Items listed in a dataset
▬▬▬▬▬▬

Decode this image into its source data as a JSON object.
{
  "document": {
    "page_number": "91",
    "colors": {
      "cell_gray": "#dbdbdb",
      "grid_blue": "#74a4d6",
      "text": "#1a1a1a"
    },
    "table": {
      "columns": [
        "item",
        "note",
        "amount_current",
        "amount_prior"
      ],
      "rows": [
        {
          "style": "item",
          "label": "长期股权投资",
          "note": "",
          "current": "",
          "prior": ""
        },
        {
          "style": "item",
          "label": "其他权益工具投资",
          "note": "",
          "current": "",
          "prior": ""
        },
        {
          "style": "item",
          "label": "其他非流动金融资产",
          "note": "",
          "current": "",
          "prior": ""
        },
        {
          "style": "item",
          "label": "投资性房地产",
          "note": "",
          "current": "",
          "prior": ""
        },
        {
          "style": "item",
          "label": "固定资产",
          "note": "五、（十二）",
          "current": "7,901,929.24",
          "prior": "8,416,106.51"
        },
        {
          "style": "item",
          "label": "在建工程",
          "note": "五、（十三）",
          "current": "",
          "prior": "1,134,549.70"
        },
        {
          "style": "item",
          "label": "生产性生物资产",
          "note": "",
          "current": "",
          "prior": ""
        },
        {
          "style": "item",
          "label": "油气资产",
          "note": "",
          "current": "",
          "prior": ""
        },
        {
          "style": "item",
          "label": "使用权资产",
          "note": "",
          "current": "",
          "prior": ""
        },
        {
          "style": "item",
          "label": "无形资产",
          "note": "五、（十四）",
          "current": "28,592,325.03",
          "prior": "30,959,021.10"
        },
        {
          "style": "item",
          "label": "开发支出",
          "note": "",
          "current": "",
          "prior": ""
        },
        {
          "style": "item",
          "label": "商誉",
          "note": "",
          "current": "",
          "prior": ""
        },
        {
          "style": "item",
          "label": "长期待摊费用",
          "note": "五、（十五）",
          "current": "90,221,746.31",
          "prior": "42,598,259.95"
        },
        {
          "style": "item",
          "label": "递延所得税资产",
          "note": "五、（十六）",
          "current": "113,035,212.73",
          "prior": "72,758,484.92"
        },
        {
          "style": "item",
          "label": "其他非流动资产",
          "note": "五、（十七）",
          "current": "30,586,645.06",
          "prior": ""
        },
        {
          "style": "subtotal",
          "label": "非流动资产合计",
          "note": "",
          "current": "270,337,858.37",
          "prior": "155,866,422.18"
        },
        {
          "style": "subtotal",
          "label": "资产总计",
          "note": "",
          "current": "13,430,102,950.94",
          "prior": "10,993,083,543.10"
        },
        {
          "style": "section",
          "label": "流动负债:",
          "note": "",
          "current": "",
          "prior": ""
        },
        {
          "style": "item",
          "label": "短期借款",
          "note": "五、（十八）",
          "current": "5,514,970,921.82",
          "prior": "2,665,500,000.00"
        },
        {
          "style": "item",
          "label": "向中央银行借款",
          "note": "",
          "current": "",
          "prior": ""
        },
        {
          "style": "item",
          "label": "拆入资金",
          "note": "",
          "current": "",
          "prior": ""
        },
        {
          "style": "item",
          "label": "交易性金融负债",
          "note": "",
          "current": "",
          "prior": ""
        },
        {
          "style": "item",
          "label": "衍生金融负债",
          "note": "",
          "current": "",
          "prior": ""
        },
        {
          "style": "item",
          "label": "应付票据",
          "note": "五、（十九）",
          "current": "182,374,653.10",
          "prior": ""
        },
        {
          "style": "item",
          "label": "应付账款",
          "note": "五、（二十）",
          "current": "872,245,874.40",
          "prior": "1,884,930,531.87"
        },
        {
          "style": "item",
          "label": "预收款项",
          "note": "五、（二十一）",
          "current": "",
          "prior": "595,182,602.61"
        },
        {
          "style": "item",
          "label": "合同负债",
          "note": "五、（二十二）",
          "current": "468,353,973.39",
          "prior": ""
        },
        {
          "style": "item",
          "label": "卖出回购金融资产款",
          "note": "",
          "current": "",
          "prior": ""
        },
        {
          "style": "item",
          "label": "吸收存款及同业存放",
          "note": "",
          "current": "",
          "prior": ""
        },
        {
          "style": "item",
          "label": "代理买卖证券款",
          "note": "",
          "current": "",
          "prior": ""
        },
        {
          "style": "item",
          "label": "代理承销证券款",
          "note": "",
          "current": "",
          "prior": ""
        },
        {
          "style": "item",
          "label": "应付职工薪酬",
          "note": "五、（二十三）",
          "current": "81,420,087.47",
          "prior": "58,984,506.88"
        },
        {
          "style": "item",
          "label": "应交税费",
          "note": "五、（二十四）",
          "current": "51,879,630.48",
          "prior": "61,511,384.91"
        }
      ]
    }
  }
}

▬▬▬▬▬▬

-- Problem to work on --
Your task is to output all of the data above word for word.

-- Answer for this exercise --
Decode this image into its source data as a JSON object.
{
  "document": {
    "page_number": "91",
    "colors": {
      "cell_gray": "#dbdbdb",
      "grid_blue": "#74a4d6",
      "text": "#1a1a1a"
    },
    "table": {
      "columns": [
        "item",
        "note",
        "amount_current",
        "amount_prior"
      ],
      "rows": [
        {
          "style": "item",
          "label": "长期股权投资",
          "note": "",
          "current": "",
          "prior": ""
        },
        {
          "style": "item",
          "label": "其他权益工具投资",
          "note": "",
          "current": "",
          "prior": ""
        },
        {
          "style": "item",
          "label": "其他非流动金融资产",
          "note": "",
          "current": "",
          "prior": ""
        },
        {
          "style": "item",
          "label": "投资性房地产",
          "note": "",
          "current": "",
          "prior": ""
        },
        {
          "style": "item",
          "label": "固定资产",
          "note": "五、（十二）",
          "current": "7,901,929.24",
          "prior": "8,416,106.51"
        },
        {
          "style": "item",
          "label": "在建工程",
          "note": "五、（十三）",
          "current": "",
          "prior": "1,134,549.70"
        },
        {
          "style": "item",
          "label": "生产性生物资产",
          "note": "",
          "current": "",
          "prior": ""
        },
        {
          "style": "item",
          "label": "油气资产",
          "note": "",
          "current": "",
          "prior": ""
        },
        {
          "style": "item",
          "label": "使用权资产",
          "note": "",
          "current": "",
          "prior": ""
        },
        {
          "style": "item",
          "label": "无形资产",
          "note": "五、（十四）",
          "current": "28,592,325.03",
          "prior": "30,959,021.10"
        },
        {
          "style": "item",
          "label": "开发支出",
          "note": "",
          "current": "",
          "prior": ""
        },
        {
          "style": "item",
          "label": "商誉",
          "note": "",
          "current": "",
          "prior": ""
        },
        {
          "style": "item",
          "label": "长期待摊费用",
          "note": "五、（十五）",
          "current": "90,221,746.31",
          "prior": "42,598,259.95"
        },
        {
          "style": "item",
          "label": "递延所得税资产",
          "note": "五、（十六）",
          "current": "113,035,212.73",
          "prior": "72,758,484.92"
        },
        {
          "style": "item",
          "label": "其他非流动资产",
          "note": "五、（十七）",
          "current": "30,586,645.06",
          "prior": ""
        },
        {
          "style": "subtotal",
          "label": "非流动资产合计",
          "note": "",
          "current": "270,337,858.37",
          "prior": "155,866,422.18"
        },
        {
          "style": "subtotal",
          "label": "资产总计",
          "note": "",
          "current": "13,430,102,950.94",
          "prior": "10,993,083,543.10"
        },
        {
          "style": "section",
          "label": "流动负债:",
          "note": "",
          "current": "",
          "prior": ""
        },
        {
          "style": "item",
          "label": "短期借款",
          "note": "五、（十八）",
          "current": "5,514,970,921.82",
          "prior": "2,665,500,000.00"
        },
        {
          "style": "item",
          "label": "向中央银行借款",
          "note": "",
          "current": "",
          "prior": ""
        },
        {
          "style": "item",
          "label": "拆入资金",
          "note": "",
          "current": "",
          "prior": ""
        },
        {
          "style": "item",
          "label": "交易性金融负债",
          "note": "",
          "current": "",
          "prior": ""
        },
        {
          "style": "item",
          "label": "衍生金融负债",
          "note": "",
          "current": "",
          "prior": ""
        },
        {
          "style": "item",
          "label": "应付票据",
          "note": "五、（十九）",
          "current": "182,374,653.10",
          "prior": ""
        },
        {
          "style": "item",
          "label": "应付账款",
          "note": "五、（二十）",
          "current": "872,245,874.40",
          "prior": "1,884,930,531.87"
        },
        {
          "style": "item",
          "label": "预收款项",
          "note": "五、（二十一）",
          "current": "",
          "prior": "595,182,602.61"
        },
        {
          "style": "item",
          "label": "合同负债",
          "note": "五、（二十二）",
          "current": "468,353,973.39",
          "prior": ""
        },
        {
          "style": "item",
          "label": "卖出回购金融资产款",
          "note": "",
          "current": "",
          "prior": ""
        },
        {
          "style": "item",
          "label": "吸收存款及同业存放",
          "note": "",
          "current": "",
          "prior": ""
        },
        {
          "style": "item",
          "label": "代理买卖证券款",
          "note": "",
          "current": "",
          "prior": ""
        },
        {
          "style": "item",
          "label": "代理承销证券款",
          "note": "",
          "current": "",
          "prior": ""
        },
        {
          "style": "item",
          "label": "应付职工薪酬",
          "note": "五、（二十三）",
          "current": "81,420,087.47",
          "prior": "58,984,506.88"
        },
        {
          "style": "item",
          "label": "应交税费",
          "note": "五、（二十四）",
          "current": "51,879,630.48",
          "prior": "61,511,384.91"
        }
      ]
    }
  }
}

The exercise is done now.